**EXERCISE GOAL:**
Reproduce all entries verbatim, with nothing added or dropped.

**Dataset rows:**
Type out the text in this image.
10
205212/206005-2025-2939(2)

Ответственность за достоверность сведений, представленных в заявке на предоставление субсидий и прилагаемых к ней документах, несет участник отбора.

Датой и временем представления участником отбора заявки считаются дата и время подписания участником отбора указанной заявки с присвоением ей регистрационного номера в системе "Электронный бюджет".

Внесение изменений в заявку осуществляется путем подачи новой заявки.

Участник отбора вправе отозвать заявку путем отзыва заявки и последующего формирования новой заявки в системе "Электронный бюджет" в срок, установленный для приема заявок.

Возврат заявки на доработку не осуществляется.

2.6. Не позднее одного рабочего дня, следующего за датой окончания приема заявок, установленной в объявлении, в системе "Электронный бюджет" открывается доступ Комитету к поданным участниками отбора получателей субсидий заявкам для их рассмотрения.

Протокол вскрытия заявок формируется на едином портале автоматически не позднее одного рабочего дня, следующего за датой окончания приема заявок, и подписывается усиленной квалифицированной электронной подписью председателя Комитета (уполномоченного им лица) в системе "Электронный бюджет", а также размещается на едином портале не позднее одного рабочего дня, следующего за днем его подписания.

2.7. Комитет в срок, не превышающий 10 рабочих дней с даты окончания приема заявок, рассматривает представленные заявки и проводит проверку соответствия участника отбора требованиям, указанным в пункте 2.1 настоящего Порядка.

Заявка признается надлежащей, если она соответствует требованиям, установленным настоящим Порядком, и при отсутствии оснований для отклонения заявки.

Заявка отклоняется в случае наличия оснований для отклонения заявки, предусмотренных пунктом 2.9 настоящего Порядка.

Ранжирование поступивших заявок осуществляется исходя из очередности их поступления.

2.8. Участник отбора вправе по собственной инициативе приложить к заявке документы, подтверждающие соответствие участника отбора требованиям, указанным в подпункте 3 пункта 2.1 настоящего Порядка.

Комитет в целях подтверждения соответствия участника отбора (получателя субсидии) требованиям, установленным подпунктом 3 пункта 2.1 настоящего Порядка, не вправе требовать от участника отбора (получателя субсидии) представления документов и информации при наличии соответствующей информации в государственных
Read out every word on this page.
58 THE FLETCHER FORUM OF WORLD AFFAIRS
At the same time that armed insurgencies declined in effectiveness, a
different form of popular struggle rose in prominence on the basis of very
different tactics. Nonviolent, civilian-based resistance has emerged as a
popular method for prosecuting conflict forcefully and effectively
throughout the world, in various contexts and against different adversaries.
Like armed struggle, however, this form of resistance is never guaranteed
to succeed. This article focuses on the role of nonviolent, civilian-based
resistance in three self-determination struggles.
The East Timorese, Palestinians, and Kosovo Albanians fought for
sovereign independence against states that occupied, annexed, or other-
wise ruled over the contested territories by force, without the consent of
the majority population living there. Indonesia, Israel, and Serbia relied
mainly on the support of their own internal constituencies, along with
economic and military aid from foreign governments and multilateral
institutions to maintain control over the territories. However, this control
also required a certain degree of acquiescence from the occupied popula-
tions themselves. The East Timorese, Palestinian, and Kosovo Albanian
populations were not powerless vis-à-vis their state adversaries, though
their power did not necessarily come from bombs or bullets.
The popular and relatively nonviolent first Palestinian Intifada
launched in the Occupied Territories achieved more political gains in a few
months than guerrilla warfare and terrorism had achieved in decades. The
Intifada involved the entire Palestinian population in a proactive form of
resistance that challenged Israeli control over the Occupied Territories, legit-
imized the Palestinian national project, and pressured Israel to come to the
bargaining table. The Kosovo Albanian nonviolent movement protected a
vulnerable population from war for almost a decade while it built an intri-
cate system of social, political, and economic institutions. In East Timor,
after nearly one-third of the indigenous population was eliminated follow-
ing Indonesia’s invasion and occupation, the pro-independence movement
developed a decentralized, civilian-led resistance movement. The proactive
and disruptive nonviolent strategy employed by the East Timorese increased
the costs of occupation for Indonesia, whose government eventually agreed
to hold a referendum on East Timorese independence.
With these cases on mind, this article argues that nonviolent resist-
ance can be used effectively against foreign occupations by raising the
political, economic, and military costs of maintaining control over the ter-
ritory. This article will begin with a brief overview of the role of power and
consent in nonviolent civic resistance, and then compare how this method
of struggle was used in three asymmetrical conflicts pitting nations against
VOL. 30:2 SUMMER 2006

**FINAL RESULT:**
Type out the text in this image.
10
205212/206005-2025-2939(2)

Ответственность за достоверность сведений, представленных в заявке на предоставление субсидий и прилагаемых к ней документах, несет участник отбора.

Датой и временем представления участником отбора заявки считаются дата и время подписания участником отбора указанной заявки с присвоением ей регистрационного номера в системе "Электронный бюджет".

Внесение изменений в заявку осуществляется путем подачи новой заявки.

Участник отбора вправе отозвать заявку путем отзыва заявки и последующего формирования новой заявки в системе "Электронный бюджет" в срок, установленный для приема заявок.

Возврат заявки на доработку не осуществляется.

2.6. Не позднее одного рабочего дня, следующего за датой окончания приема заявок, установленной в объявлении, в системе "Электронный бюджет" открывается доступ Комитету к поданным участниками отбора получателей субсидий заявкам для их рассмотрения.

Протокол вскрытия заявок формируется на едином портале автоматически не позднее одного рабочего дня, следующего за датой окончания приема заявок, и подписывается усиленной квалифицированной электронной подписью председателя Комитета (уполномоченного им лица) в системе "Электронный бюджет", а также размещается на едином портале не позднее одного рабочего дня, следующего за днем его подписания.

2.7. Комитет в срок, не превышающий 10 рабочих дней с даты окончания приема заявок, рассматривает представленные заявки и проводит проверку соответствия участника отбора требованиям, указанным в пункте 2.1 настоящего Порядка.

Заявка признается надлежащей, если она соответствует требованиям, установленным настоящим Порядком, и при отсутствии оснований для отклонения заявки.

Заявка отклоняется в случае наличия оснований для отклонения заявки, предусмотренных пунктом 2.9 настоящего Порядка.

Ранжирование поступивших заявок осуществляется исходя из очередности их поступления.

2.8. Участник отбора вправе по собственной инициативе приложить к заявке документы, подтверждающие соответствие участника отбора требованиям, указанным в подпункте 3 пункта 2.1 настоящего Порядка.

Комитет в целях подтверждения соответствия участника отбора (получателя субсидии) требованиям, установленным подпунктом 3 пункта 2.1 настоящего Порядка, не вправе требовать от участника отбора (получателя субсидии) представления документов и информации при наличии соответствующей информации в государственных
Read out every word on this page.
58 THE FLETCHER FORUM OF WORLD AFFAIRS
At the same time that armed insurgencies declined in effectiveness, a
different form of popular struggle rose in prominence on the basis of very
different tactics. Nonviolent, civilian-based resistance has emerged as a
popular method for prosecuting conflict forcefully and effectively
throughout the world, in various contexts and against different adversaries.
Like armed struggle, however, this form of resistance is never guaranteed
to succeed. This article focuses on the role of nonviolent, civilian-based
resistance in three self-determination struggles.
The East Timorese, Palestinians, and Kosovo Albanians fought for
sovereign independence against states that occupied, annexed, or other-
wise ruled over the contested territories by force, without the consent of
the majority population living there. Indonesia, Israel, and Serbia relied
mainly on the support of their own internal constituencies, along with
economic and military aid from foreign governments and multilateral
institutions to maintain control over the territories. However, this control
also required a certain degree of acquiescence from the occupied popula-
tions themselves. The East Timorese, Palestinian, and Kosovo Albanian
populations were not powerless vis-à-vis their state adversaries, though
their power did not necessarily come from bombs or bullets.
The popular and relatively nonviolent first Palestinian Intifada
launched in the Occupied Territories achieved more political gains in a few
months than guerrilla warfare and terrorism had achieved in decades. The
Intifada involved the entire Palestinian population in a proactive form of
resistance that challenged Israeli control over the Occupied Territories, legit-
imized the Palestinian national project, and pressured Israel to come to the
bargaining table. The Kosovo Albanian nonviolent movement protected a
vulnerable population from war for almost a decade while it built an intri-
cate system of social, political, and economic institutions. In East Timor,
after nearly one-third of the indigenous population was eliminated follow-
ing Indonesia’s invasion and occupation, the pro-independence movement
developed a decentralized, civilian-led resistance movement. The proactive
and disruptive nonviolent strategy employed by the East Timorese increased
the costs of occupation for Indonesia, whose government eventually agreed
to hold a referendum on East Timorese independence.
With these cases on mind, this article argues that nonviolent resist-
ance can be used effectively against foreign occupations by raising the
political, economic, and military costs of maintaining control over the ter-
ritory. This article will begin with a brief overview of the role of power and
consent in nonviolent civic resistance, and then compare how this method
of struggle was used in three asymmetrical conflicts pitting nations against
VOL. 30:2 SUMMER 2006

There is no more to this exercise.